▶ WHAT YOU NEED TO DO
Repeat, exactly and completely, the entries shown underneath.

▶ EXTRACTED DATA
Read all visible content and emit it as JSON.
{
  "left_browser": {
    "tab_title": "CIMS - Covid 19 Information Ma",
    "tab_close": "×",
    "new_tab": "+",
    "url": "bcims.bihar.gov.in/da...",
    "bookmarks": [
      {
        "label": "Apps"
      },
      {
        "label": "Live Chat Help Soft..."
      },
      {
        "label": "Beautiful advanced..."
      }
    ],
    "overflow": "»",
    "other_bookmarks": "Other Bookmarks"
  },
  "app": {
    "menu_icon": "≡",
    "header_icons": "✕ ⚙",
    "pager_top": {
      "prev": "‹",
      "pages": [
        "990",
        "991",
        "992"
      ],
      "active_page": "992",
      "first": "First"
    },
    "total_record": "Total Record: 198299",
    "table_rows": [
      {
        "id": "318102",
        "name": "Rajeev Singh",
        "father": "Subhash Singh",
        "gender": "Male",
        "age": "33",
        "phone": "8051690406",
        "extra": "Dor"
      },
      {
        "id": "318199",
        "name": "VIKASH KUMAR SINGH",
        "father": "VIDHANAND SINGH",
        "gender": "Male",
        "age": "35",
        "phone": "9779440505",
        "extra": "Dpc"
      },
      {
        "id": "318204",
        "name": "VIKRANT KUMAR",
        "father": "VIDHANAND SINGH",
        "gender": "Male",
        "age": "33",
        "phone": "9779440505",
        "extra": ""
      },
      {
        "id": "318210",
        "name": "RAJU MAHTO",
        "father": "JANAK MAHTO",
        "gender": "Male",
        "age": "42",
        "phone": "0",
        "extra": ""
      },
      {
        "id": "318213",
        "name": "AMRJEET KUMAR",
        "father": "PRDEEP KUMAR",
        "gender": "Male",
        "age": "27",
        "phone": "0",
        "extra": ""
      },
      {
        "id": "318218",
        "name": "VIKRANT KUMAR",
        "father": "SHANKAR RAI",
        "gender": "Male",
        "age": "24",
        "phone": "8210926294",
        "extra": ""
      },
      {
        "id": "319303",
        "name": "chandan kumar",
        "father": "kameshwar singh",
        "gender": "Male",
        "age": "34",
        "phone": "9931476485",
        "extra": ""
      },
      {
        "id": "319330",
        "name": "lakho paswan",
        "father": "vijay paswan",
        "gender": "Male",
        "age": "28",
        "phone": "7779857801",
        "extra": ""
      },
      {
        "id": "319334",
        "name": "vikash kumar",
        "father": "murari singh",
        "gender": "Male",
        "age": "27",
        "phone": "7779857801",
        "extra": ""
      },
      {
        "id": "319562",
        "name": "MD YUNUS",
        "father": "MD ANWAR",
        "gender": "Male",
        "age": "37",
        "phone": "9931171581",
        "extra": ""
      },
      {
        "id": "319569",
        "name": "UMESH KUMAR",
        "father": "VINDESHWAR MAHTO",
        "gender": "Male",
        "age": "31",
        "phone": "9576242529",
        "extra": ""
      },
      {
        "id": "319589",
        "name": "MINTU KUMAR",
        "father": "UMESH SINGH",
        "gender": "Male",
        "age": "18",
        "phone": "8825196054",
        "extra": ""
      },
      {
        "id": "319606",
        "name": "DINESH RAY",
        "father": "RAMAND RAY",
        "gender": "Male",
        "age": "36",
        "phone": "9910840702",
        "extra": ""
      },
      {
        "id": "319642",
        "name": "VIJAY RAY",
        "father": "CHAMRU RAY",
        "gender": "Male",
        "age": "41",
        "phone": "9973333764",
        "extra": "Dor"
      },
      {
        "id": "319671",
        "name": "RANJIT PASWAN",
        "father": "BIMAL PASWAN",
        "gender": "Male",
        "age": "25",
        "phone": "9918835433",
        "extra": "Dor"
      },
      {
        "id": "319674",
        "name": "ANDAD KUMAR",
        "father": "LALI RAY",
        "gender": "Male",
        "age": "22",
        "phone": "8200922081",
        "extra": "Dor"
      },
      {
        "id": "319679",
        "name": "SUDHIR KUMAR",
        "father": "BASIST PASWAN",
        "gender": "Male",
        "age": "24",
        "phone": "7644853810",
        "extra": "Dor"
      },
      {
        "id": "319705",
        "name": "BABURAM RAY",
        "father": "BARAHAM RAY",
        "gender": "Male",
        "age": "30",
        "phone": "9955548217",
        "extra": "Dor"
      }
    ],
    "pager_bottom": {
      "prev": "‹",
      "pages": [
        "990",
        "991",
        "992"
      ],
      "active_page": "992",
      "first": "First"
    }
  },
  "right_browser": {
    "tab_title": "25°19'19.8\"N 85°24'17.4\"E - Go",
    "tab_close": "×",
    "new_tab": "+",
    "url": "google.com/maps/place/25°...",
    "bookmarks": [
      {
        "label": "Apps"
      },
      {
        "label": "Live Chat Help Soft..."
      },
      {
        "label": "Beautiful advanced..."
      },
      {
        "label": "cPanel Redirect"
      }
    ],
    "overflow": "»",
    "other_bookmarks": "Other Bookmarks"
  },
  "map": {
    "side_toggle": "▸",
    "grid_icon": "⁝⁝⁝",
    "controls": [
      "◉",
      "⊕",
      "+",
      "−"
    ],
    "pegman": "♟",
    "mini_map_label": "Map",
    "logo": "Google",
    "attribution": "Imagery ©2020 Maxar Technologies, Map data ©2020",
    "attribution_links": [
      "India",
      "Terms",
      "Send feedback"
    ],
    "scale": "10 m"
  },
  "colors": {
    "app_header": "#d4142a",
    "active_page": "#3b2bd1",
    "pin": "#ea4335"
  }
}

▶ RESULT
Read all visible content and emit it as JSON.
{
  "left_browser": {
    "tab_title": "CIMS - Covid 19 Information Ma",
    "tab_close": "×",
    "new_tab": "+",
    "url": "bcims.bihar.gov.in/da...",
    "bookmarks": [
      {
        "label": "Apps"
      },
      {
        "label": "Live Chat Help Soft..."
      },
      {
        "label": "Beautiful advanced..."
      }
    ],
    "overflow": "»",
    "other_bookmarks": "Other Bookmarks"
  },
  "app": {
    "menu_icon": "≡",
    "header_icons": "✕ ⚙",
    "pager_top": {
      "prev": "‹",
      "pages": [
        "990",
        "991",
        "992"
      ],
      "active_page": "992",
      "first": "First"
    },
    "total_record": "Total Record: 198299",
    "table_rows": [
      {
        "id": "318102",
        "name": "Rajeev Singh",
        "father": "Subhash Singh",
        "gender": "Male",
        "age": "33",
        "phone": "8051690406",
        "extra": "Dor"
      },
      {
        "id": "318199",
        "name": "VIKASH KUMAR SINGH",
        "father": "VIDHANAND SINGH",
        "gender": "Male",
        "age": "35",
        "phone": "9779440505",
        "extra": "Dpc"
      },
      {
        "id": "318204",
        "name": "VIKRANT KUMAR",
        "father": "VIDHANAND SINGH",
        "gender": "Male",
        "age": "33",
        "phone": "9779440505",
        "extra": ""
      },
      {
        "id": "318210",
        "name": "RAJU MAHTO",
        "father": "JANAK MAHTO",
        "gender": "Male",
        "age": "42",
        "phone": "0",
        "extra": ""
      },
      {
        "id": "318213",
        "name": "AMRJEET KUMAR",
        "father": "PRDEEP KUMAR",
        "gender": "Male",
        "age": "27",
        "phone": "0",
        "extra": ""
      },
      {
        "id": "318218",
        "name": "VIKRANT KUMAR",
        "father": "SHANKAR RAI",
        "gender": "Male",
        "age": "24",
        "phone": "8210926294",
        "extra": ""
      },
      {
        "id": "319303",
        "name": "chandan kumar",
        "father": "kameshwar singh",
        "gender": "Male",
        "age": "34",
        "phone": "9931476485",
        "extra": ""
      },
      {
        "id": "319330",
        "name": "lakho paswan",
        "father": "vijay paswan",
        "gender": "Male",
        "age": "28",
        "phone": "7779857801",
        "extra": ""
      },
      {
        "id": "319334",
        "name": "vikash kumar",
        "father": "murari singh",
        "gender": "Male",
        "age": "27",
        "phone": "7779857801",
        "extra": ""
      },
      {
        "id": "319562",
        "name": "MD YUNUS",
        "father": "MD ANWAR",
        "gender": "Male",
        "age": "37",
        "phone": "9931171581",
        "extra": ""
      },
      {
        "id": "319569",
        "name": "UMESH KUMAR",
        "father": "VINDESHWAR MAHTO",
        "gender": "Male",
        "age": "31",
        "phone": "9576242529",
        "extra": ""
      },
      {
        "id": "319589",
        "name": "MINTU KUMAR",
        "father": "UMESH SINGH",
        "gender": "Male",
        "age": "18",
        "phone": "8825196054",
        "extra": ""
      },
      {
        "id": "319606",
        "name": "DINESH RAY",
        "father": "RAMAND RAY",
        "gender": "Male",
        "age": "36",
        "phone": "9910840702",
        "extra": ""
      },
      {
        "id": "319642",
        "name": "VIJAY RAY",
        "father": "CHAMRU RAY",
        "gender": "Male",
        "age": "41",
        "phone": "9973333764",
        "extra": "Dor"
      },
      {
        "id": "319671",
        "name": "RANJIT PASWAN",
        "father": "BIMAL PASWAN",
        "gender": "Male",
        "age": "25",
        "phone": "9918835433",
        "extra": "Dor"
      },
      {
        "id": "319674",
        "name": "ANDAD KUMAR",
        "father": "LALI RAY",
        "gender": "Male",
        "age": "22",
        "phone": "8200922081",
        "extra": "Dor"
      },
      {
        "id": "319679",
        "name": "SUDHIR KUMAR",
        "father": "BASIST PASWAN",
        "gender": "Male",
        "age": "24",
        "phone": "7644853810",
        "extra": "Dor"
      },
      {
        "id": "319705",
        "name": "BABURAM RAY",
        "father": "BARAHAM RAY",
        "gender": "Male",
        "age": "30",
        "phone": "9955548217",
        "extra": "Dor"
      }
    ],
    "pager_bottom": {
      "prev": "‹",
      "pages": [
        "990",
        "991",
        "992"
      ],
      "active_page": "992",
      "first": "First"
    }
  },
  "right_browser": {
    "tab_title": "25°19'19.8\"N 85°24'17.4\"E - Go",
    "tab_close": "×",
    "new_tab": "+",
    "url": "google.com/maps/place/25°...",
    "bookmarks": [
      {
        "label": "Apps"
      },
      {
        "label": "Live Chat Help Soft..."
      },
      {
        "label": "Beautiful advanced..."
      },
      {
        "label": "cPanel Redirect"
      }
    ],
    "overflow": "»",
    "other_bookmarks": "Other Bookmarks"
  },
  "map": {
    "side_toggle": "▸",
    "grid_icon": "⁝⁝⁝",
    "controls": [
      "◉",
      "⊕",
      "+",
      "−"
    ],
    "pegman": "♟",
    "mini_map_label": "Map",
    "logo": "Google",
    "attribution": "Imagery ©2020 Maxar Technologies, Map data ©2020",
    "attribution_links": [
      "India",
      "Terms",
      "Send feedback"
    ],
    "scale": "10 m"
  },
  "colors": {
    "app_header": "#d4142a",
    "active_page": "#3b2bd1",
    "pin": "#ea4335"
  }
}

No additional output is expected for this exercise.